### Source
------------------------------

Tahiti, le 25 octobre 2022 – Seul condamné en appel dans l'affaire du Fonds de développement des archipels (FDA), avec la relaxe de Teina Maraeura, l'absence d'Émile Vernaudon et le décès de Coco Taputuarai, Mara Aitamai ne formera pas de pourvoi en cassation. Ce dossier, vieux de 14 ans, est officiellement terminé, mais l'ancien directeur goûte peu d'être tenu pour seul responsable des problèmes de gestion de l'établissement public. “Il était clair pour tous les tāvana avec qui j'ai pu travailler pendant deux ans et demi que c'était Teina le patron”, tient à préciser Mara Aitamai.
 
Qu'est-ce qui motive aujourd'hui votre envie de vous exprimer sur cette affaire du FDA. Est-ce que c'est le fait de s'être retrouvé la semaine dernière à être le seul condamné en appel dans ce dossier ?
 
“Je crois qu'il était important de mettre les points sur les "i". Oui, Teina Maraeura a été complètement relaxé. Son avocate a été pointilleuse en mettant le doigt là où il fallait et en disant que Teina, même s'il était PCA, n'avait jamais eu à signer quelques bons de commande, factures ou bons à paiement que ce soit… Sauf qu'il faut reconnaître qu'il était le grand patron. Par rapport à ma mission à moi de directeur général, c'est quand même lui qui dictait le plan de travail, qui me disait quoi faire, sans pour autant mettre sa signature à chaque page tous les jours.”

------------------------------

### Données extraites

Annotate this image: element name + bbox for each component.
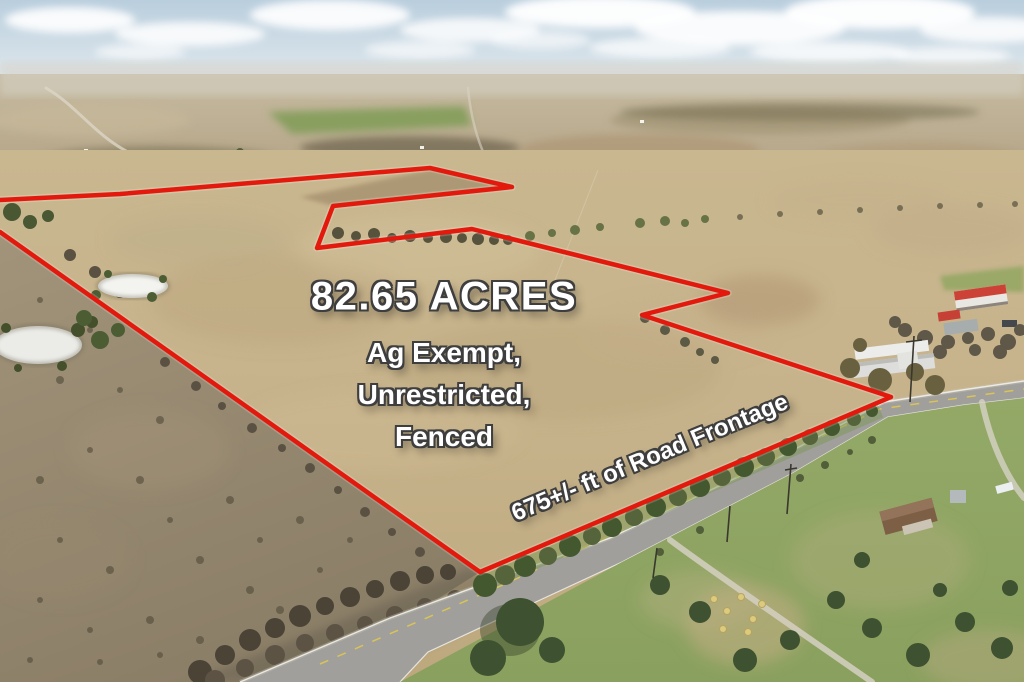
feature-line-3: Fenced xyxy=(358,416,531,458)
horizon-haze xyxy=(0,62,1024,96)
feature-line-2: Unrestricted, xyxy=(358,374,531,416)
features-label: Ag Exempt, Unrestricted, Fenced xyxy=(358,332,531,458)
property-listing-aerial-image: 82.65 ACRES Ag Exempt, Unrestricted, Fen… xyxy=(0,0,1024,682)
feature-line-1: Ag Exempt, xyxy=(358,332,531,374)
acreage-label: 82.65 ACRES xyxy=(311,275,577,320)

------------------------------

### Consignes
1. Répondez aux questions suivantes d'après l'entretien sur l'affaire du FDA :
(a) Depuis combien d'années le dossier existait-il ?
(b) Pendant combien de temps Mara Aitamai a-t-il travaillé avec les tāvana ?
(c) Quelle fonction Teina Maraeura occupait-il, selon les propos de son avocate ?
2. Prolongez l'entretien sur l'affaire du FDA à partir de la dernière phrase de Mara Aitamai.
Les items ne jouent aucun rôle ici.

### Réponses
1.
(a) Depuis 14 ans.
(b) Pendant deux ans et demi.
(c) Il était PCA.

2.
Vous ne formez pas de pourvoi en cassation, pourquoi ?
 
“J'en ai discuté avec mon avocat. Et du cauchemar d'où je reviens, c'est inutile. Je crois qu'à un moment donné, il faut que chacun reconnaisse un peu ses torts et ses manquements. On va dire qu'il y a 14 ans, j'ai démarré l'affaire avec une accusation de Chantal Tahiata, Opahi Buillard et Tahiarii Cabral sur le fait que j'aurais détourné près d'un milliard. Donc, il y a 14 ans, j'étais certainement le plus grand bandit de la planète. Aujourd'hui, je m'en sors en étant coupable d'un abus de bien social sur des outils que j'avais pris, ramené ensuite, mais ce qui avait été considéré comme un vol…”
 
On rappelle qu'il y a un stylo Mont Blanc, un téléphone satellite et deux pirogues…
 
“Pour ce qui est des pirogues, j'ai été condamné pour négligence parce qu'effectivement je n'avais pas vérifié si ces pirogues avaient été construites et livrées. J'ai payé. J'ai fait confiance à mes collaborateurs… Mais ces pirogues n'ont jamais été construites ou livrées. (…)”
 
Le principal délit mis au jour dans cette affaire, c'est le saucissonnage de marchés publics de fare MTR au bénéfice de sociétés appartenant à feu Coco Taputuarai. Expliquez-nous ?
 
“Ce n'est pas aussi simple. La manière la plus officielle et la plus rigoureuse de procéder, pour un établissement public, c'est l'appel d'offres. Moi je n'ai jamais participé aux commissions d'attributions, donc je ne pouvais pas attribuer ni à monsieur Taputuarai, ni à quelques sociétés amies que je pouvais avoir dans l'entrepreneuriat. (…) Sauf que dans le cadre de certains marchés, on se retrouvait coincés, au pied du mur, par rapport à des maisons qu'on devait aller construire sur Nukutavake, sur Nukutepipi ou en tout cas sur des atolls éloignés. Et personne ne voulait y aller, parce qu'il fallait y emmener une équipe qui reste deux mois au minimum. Donc, on est reparti sur des consultations pour demander à des entreprises existantes qui voulaient bien aller sur ces atolls éloignés. Eh bien, un des seuls qui a répondu à ça, c'est Coco Taputuarai. Après, c'est facile, de fil en aiguille, de dire qu'il y a eu saucissonnage.”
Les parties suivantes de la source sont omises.